§ Task objective: Reproduce every entry exactly, without alteration.

§ Extracted material:
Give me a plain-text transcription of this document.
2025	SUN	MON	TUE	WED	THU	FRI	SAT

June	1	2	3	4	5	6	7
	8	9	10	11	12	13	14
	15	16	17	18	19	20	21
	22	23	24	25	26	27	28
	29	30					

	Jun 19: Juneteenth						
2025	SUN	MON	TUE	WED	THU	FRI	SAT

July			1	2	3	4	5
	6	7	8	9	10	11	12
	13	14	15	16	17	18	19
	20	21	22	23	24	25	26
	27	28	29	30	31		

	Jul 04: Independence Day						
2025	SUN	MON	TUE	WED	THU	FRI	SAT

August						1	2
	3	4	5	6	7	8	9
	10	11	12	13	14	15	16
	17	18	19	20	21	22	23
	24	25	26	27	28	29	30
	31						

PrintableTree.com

§ Finished task:
Give me a plain-text transcription of this document.
2025	SUN	MON	TUE	WED	THU	FRI	SAT

June	1	2	3	4	5	6	7
	8	9	10	11	12	13	14
	15	16	17	18	19	20	21
	22	23	24	25	26	27	28
	29	30					

	Jun 19: Juneteenth						
2025	SUN	MON	TUE	WED	THU	FRI	SAT

July			1	2	3	4	5
	6	7	8	9	10	11	12
	13	14	15	16	17	18	19
	20	21	22	23	24	25	26
	27	28	29	30	31		

	Jul 04: Independence Day						
2025	SUN	MON	TUE	WED	THU	FRI	SAT

August						1	2
	3	4	5	6	7	8	9
	10	11	12	13	14	15	16
	17	18	19	20	21	22	23
	24	25	26	27	28	29	30
	31						

PrintableTree.com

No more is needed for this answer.